# WHAT IS NEEDED
Which lines contain the string "CANCEL"? Please list every one of them.

# EXTRACTED RECORDS
........

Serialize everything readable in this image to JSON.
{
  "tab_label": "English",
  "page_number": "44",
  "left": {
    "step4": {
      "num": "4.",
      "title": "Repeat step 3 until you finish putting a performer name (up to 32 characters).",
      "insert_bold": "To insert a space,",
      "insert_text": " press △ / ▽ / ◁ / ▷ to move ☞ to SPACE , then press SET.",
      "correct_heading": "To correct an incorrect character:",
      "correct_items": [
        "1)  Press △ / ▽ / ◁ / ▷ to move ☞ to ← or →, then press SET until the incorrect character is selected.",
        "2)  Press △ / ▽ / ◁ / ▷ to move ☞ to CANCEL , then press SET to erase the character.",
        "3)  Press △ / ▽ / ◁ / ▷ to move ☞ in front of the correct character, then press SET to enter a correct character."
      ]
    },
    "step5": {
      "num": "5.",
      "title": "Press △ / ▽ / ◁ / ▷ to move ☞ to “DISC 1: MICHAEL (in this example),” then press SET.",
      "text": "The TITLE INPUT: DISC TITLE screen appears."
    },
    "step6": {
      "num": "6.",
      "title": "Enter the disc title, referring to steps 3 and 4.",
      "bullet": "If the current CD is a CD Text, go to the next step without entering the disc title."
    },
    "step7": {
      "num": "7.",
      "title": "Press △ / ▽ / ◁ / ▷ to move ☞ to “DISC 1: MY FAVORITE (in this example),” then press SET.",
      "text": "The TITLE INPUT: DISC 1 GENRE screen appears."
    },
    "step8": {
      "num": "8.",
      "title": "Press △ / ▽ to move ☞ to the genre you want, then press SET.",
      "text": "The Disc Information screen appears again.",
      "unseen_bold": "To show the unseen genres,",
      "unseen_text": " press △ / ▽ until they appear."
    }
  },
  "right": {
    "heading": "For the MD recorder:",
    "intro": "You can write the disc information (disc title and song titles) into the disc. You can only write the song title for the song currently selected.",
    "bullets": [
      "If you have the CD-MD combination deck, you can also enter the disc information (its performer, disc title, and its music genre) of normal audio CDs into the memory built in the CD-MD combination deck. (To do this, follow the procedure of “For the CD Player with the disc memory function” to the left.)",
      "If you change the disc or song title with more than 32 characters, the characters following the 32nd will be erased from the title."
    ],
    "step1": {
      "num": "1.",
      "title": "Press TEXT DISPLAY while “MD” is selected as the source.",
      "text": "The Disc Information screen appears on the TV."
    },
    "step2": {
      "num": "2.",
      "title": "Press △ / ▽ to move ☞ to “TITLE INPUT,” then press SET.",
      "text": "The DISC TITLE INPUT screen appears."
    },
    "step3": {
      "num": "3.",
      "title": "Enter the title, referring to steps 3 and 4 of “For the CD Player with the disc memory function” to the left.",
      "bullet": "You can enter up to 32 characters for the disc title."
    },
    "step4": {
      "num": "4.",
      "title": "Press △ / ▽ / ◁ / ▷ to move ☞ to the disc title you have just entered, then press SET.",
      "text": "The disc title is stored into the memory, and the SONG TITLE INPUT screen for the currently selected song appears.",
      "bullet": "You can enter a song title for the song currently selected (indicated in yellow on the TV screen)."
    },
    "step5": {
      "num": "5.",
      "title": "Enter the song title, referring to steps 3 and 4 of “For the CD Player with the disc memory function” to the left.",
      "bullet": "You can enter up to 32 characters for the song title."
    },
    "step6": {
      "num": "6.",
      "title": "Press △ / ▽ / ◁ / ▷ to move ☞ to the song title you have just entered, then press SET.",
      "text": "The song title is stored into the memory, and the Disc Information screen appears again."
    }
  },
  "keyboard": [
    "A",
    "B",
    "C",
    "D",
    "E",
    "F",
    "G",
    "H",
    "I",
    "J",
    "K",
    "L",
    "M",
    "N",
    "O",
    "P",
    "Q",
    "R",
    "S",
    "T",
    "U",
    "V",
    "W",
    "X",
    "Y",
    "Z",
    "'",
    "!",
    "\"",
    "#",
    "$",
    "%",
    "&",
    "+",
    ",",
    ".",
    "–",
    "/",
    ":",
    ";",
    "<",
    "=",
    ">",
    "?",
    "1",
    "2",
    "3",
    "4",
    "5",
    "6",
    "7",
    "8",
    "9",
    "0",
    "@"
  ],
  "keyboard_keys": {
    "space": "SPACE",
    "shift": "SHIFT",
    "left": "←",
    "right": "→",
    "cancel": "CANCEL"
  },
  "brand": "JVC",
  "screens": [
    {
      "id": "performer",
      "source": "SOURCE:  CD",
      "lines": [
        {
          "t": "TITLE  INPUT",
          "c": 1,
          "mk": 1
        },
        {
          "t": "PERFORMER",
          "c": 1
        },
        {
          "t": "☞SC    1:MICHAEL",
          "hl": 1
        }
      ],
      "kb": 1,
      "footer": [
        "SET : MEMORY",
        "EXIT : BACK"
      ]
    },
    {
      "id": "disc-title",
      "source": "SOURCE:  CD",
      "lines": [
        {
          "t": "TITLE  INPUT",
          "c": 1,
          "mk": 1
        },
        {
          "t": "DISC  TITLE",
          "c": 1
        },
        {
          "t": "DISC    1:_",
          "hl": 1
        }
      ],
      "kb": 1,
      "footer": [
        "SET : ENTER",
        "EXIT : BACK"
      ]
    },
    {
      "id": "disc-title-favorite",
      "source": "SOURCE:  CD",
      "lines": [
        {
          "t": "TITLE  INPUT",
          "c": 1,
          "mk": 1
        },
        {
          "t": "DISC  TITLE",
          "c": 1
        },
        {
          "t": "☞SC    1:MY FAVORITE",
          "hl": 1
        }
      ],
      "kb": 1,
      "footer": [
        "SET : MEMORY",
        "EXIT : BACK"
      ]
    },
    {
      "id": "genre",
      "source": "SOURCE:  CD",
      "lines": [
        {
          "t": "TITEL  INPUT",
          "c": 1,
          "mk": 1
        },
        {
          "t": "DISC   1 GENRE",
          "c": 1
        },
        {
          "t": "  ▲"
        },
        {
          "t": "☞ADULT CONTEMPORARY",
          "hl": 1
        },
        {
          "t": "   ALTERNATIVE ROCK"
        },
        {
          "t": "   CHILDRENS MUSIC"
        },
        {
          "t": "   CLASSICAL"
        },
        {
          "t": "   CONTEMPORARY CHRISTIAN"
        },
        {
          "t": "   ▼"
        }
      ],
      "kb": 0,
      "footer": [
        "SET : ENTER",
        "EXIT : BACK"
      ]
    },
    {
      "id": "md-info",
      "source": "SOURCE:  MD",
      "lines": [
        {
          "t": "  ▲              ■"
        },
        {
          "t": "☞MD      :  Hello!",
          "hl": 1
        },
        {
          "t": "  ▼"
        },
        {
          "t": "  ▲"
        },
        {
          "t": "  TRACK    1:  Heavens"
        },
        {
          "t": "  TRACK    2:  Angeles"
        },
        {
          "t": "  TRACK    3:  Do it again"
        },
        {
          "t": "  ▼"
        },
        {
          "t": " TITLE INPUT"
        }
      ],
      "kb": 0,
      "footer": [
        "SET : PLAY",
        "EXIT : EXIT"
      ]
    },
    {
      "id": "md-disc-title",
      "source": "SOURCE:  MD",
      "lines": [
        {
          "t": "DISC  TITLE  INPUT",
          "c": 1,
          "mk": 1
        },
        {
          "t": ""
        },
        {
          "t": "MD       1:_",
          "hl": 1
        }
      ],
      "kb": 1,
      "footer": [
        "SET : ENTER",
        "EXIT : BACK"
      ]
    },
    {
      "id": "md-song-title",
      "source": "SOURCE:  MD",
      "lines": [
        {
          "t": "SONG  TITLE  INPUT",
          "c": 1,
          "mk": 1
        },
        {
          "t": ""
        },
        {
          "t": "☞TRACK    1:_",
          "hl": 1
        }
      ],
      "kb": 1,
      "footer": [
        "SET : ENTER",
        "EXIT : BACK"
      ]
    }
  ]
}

........

# TASK ANSWER
        "2)  Press △ / ▽ / ◁ / ▷ to move ☞ to CANCEL , then press SET to erase the character.",
    "cancel": "CANCEL"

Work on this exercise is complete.